[Begin Extracted records]

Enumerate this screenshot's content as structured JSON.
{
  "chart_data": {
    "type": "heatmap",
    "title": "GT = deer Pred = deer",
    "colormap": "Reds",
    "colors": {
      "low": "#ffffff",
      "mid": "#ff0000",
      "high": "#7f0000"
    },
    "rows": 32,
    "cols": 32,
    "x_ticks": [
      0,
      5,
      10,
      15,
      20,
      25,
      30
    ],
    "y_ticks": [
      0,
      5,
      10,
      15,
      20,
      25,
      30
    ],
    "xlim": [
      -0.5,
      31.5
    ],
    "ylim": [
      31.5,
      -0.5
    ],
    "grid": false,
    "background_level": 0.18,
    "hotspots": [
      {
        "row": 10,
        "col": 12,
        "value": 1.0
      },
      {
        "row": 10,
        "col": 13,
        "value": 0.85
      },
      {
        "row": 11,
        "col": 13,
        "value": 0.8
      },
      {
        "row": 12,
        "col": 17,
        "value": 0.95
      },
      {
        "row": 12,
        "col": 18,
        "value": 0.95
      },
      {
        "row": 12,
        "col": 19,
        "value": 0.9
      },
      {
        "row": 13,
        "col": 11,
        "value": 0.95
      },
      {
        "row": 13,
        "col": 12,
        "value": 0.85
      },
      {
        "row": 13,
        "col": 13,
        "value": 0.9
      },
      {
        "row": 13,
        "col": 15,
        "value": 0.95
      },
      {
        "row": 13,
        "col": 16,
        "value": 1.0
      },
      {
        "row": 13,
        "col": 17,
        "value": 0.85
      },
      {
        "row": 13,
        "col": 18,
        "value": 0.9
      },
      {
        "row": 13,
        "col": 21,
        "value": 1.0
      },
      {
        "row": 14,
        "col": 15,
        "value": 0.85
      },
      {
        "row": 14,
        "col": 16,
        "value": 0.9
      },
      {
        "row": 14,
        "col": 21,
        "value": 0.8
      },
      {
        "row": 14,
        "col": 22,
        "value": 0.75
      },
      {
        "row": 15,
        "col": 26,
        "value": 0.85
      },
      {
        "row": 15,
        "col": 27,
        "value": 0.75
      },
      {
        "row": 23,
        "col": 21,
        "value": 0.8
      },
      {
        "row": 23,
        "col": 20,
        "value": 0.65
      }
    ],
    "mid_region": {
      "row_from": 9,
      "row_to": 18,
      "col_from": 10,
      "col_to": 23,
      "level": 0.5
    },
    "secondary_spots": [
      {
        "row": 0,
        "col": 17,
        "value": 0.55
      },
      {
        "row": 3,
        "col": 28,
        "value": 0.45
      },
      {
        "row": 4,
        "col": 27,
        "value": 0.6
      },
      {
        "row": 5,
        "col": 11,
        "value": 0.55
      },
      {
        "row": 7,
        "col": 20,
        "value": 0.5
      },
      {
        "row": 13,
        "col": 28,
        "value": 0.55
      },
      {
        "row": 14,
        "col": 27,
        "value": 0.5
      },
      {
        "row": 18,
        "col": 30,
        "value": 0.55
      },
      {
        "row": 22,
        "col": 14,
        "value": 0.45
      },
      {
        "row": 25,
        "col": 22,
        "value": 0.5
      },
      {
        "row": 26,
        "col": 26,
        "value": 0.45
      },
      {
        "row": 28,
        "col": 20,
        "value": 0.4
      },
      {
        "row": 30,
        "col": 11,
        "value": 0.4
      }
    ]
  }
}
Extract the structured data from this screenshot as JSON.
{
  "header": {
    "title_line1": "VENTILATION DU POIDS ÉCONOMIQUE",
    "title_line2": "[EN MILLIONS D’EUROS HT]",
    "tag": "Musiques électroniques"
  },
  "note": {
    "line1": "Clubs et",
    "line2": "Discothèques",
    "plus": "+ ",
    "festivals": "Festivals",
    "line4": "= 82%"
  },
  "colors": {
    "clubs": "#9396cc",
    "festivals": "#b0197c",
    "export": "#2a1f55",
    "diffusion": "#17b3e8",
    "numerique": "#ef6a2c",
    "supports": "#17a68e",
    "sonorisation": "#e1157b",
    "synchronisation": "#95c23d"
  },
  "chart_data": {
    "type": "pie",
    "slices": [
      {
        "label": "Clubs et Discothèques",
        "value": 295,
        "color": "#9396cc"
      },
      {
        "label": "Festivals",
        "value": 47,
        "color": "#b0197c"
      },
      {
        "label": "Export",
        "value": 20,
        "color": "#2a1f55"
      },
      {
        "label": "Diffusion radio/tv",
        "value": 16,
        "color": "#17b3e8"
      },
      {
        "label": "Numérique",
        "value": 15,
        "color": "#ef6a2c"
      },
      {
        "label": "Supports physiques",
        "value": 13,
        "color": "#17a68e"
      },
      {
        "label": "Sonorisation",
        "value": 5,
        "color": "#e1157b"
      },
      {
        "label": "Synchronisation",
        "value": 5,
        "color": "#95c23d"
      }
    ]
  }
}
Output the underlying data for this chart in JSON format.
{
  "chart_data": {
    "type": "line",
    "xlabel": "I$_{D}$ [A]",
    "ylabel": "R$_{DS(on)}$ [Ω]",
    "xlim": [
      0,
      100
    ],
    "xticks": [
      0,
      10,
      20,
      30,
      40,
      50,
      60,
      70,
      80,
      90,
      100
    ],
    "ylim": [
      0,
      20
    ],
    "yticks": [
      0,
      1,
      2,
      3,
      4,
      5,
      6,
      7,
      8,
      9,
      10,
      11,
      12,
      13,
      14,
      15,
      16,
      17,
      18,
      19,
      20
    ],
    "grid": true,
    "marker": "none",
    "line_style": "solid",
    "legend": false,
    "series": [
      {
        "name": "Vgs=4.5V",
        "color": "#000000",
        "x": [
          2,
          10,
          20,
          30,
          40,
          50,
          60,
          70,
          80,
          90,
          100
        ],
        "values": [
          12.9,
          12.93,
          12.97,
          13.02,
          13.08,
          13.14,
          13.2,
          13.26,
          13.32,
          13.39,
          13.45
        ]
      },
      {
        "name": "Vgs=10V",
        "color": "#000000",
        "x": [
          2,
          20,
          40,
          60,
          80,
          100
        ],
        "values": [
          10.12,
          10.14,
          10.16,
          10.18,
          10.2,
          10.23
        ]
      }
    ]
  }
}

[End Extracted records]

What is being asked:
Reproduce the listing above word for word.

Answer in full:
Enumerate this screenshot's content as structured JSON.
{
  "chart_data": {
    "type": "heatmap",
    "title": "GT = deer Pred = deer",
    "colormap": "Reds",
    "colors": {
      "low": "#ffffff",
      "mid": "#ff0000",
      "high": "#7f0000"
    },
    "rows": 32,
    "cols": 32,
    "x_ticks": [
      0,
      5,
      10,
      15,
      20,
      25,
      30
    ],
    "y_ticks": [
      0,
      5,
      10,
      15,
      20,
      25,
      30
    ],
    "xlim": [
      -0.5,
      31.5
    ],
    "ylim": [
      31.5,
      -0.5
    ],
    "grid": false,
    "background_level": 0.18,
    "hotspots": [
      {
        "row": 10,
        "col": 12,
        "value": 1.0
      },
      {
        "row": 10,
        "col": 13,
        "value": 0.85
      },
      {
        "row": 11,
        "col": 13,
        "value": 0.8
      },
      {
        "row": 12,
        "col": 17,
        "value": 0.95
      },
      {
        "row": 12,
        "col": 18,
        "value": 0.95
      },
      {
        "row": 12,
        "col": 19,
        "value": 0.9
      },
      {
        "row": 13,
        "col": 11,
        "value": 0.95
      },
      {
        "row": 13,
        "col": 12,
        "value": 0.85
      },
      {
        "row": 13,
        "col": 13,
        "value": 0.9
      },
      {
        "row": 13,
        "col": 15,
        "value": 0.95
      },
      {
        "row": 13,
        "col": 16,
        "value": 1.0
      },
      {
        "row": 13,
        "col": 17,
        "value": 0.85
      },
      {
        "row": 13,
        "col": 18,
        "value": 0.9
      },
      {
        "row": 13,
        "col": 21,
        "value": 1.0
      },
      {
        "row": 14,
        "col": 15,
        "value": 0.85
      },
      {
        "row": 14,
        "col": 16,
        "value": 0.9
      },
      {
        "row": 14,
        "col": 21,
        "value": 0.8
      },
      {
        "row": 14,
        "col": 22,
        "value": 0.75
      },
      {
        "row": 15,
        "col": 26,
        "value": 0.85
      },
      {
        "row": 15,
        "col": 27,
        "value": 0.75
      },
      {
        "row": 23,
        "col": 21,
        "value": 0.8
      },
      {
        "row": 23,
        "col": 20,
        "value": 0.65
      }
    ],
    "mid_region": {
      "row_from": 9,
      "row_to": 18,
      "col_from": 10,
      "col_to": 23,
      "level": 0.5
    },
    "secondary_spots": [
      {
        "row": 0,
        "col": 17,
        "value": 0.55
      },
      {
        "row": 3,
        "col": 28,
        "value": 0.45
      },
      {
        "row": 4,
        "col": 27,
        "value": 0.6
      },
      {
        "row": 5,
        "col": 11,
        "value": 0.55
      },
      {
        "row": 7,
        "col": 20,
        "value": 0.5
      },
      {
        "row": 13,
        "col": 28,
        "value": 0.55
      },
      {
        "row": 14,
        "col": 27,
        "value": 0.5
      },
      {
        "row": 18,
        "col": 30,
        "value": 0.55
      },
      {
        "row": 22,
        "col": 14,
        "value": 0.45
      },
      {
        "row": 25,
        "col": 22,
        "value": 0.5
      },
      {
        "row": 26,
        "col": 26,
        "value": 0.45
      },
      {
        "row": 28,
        "col": 20,
        "value": 0.4
      },
      {
        "row": 30,
        "col": 11,
        "value": 0.4
      }
    ]
  }
}
Extract the structured data from this screenshot as JSON.
{
  "header": {
    "title_line1": "VENTILATION DU POIDS ÉCONOMIQUE",
    "title_line2": "[EN MILLIONS D’EUROS HT]",
    "tag": "Musiques électroniques"
  },
  "note": {
    "line1": "Clubs et",
    "line2": "Discothèques",
    "plus": "+ ",
    "festivals": "Festivals",
    "line4": "= 82%"
  },
  "colors": {
    "clubs": "#9396cc",
    "festivals": "#b0197c",
    "export": "#2a1f55",
    "diffusion": "#17b3e8",
    "numerique": "#ef6a2c",
    "supports": "#17a68e",
    "sonorisation": "#e1157b",
    "synchronisation": "#95c23d"
  },
  "chart_data": {
    "type": "pie",
    "slices": [
      {
        "label": "Clubs et Discothèques",
        "value": 295,
        "color": "#9396cc"
      },
      {
        "label": "Festivals",
        "value": 47,
        "color": "#b0197c"
      },
      {
        "label": "Export",
        "value": 20,
        "color": "#2a1f55"
      },
      {
        "label": "Diffusion radio/tv",
        "value": 16,
        "color": "#17b3e8"
      },
      {
        "label": "Numérique",
        "value": 15,
        "color": "#ef6a2c"
      },
      {
        "label": "Supports physiques",
        "value": 13,
        "color": "#17a68e"
      },
      {
        "label": "Sonorisation",
        "value": 5,
        "color": "#e1157b"
      },
      {
        "label": "Synchronisation",
        "value": 5,
        "color": "#95c23d"
      }
    ]
  }
}
Output the underlying data for this chart in JSON format.
{
  "chart_data": {
    "type": "line",
    "xlabel": "I$_{D}$ [A]",
    "ylabel": "R$_{DS(on)}$ [Ω]",
    "xlim": [
      0,
      100
    ],
    "xticks": [
      0,
      10,
      20,
      30,
      40,
      50,
      60,
      70,
      80,
      90,
      100
    ],
    "ylim": [
      0,
      20
    ],
    "yticks": [
      0,
      1,
      2,
      3,
      4,
      5,
      6,
      7,
      8,
      9,
      10,
      11,
      12,
      13,
      14,
      15,
      16,
      17,
      18,
      19,
      20
    ],
    "grid": true,
    "marker": "none",
    "line_style": "solid",
    "legend": false,
    "series": [
      {
        "name": "Vgs=4.5V",
        "color": "#000000",
        "x": [
          2,
          10,
          20,
          30,
          40,
          50,
          60,
          70,
          80,
          90,
          100
        ],
        "values": [
          12.9,
          12.93,
          12.97,
          13.02,
          13.08,
          13.14,
          13.2,
          13.26,
          13.32,
          13.39,
          13.45
        ]
      },
      {
        "name": "Vgs=10V",
        "color": "#000000",
        "x": [
          2,
          20,
          40,
          60,
          80,
          100
        ],
        "values": [
          10.12,
          10.14,
          10.16,
          10.18,
          10.2,
          10.23
        ]
      }
    ]
  }
}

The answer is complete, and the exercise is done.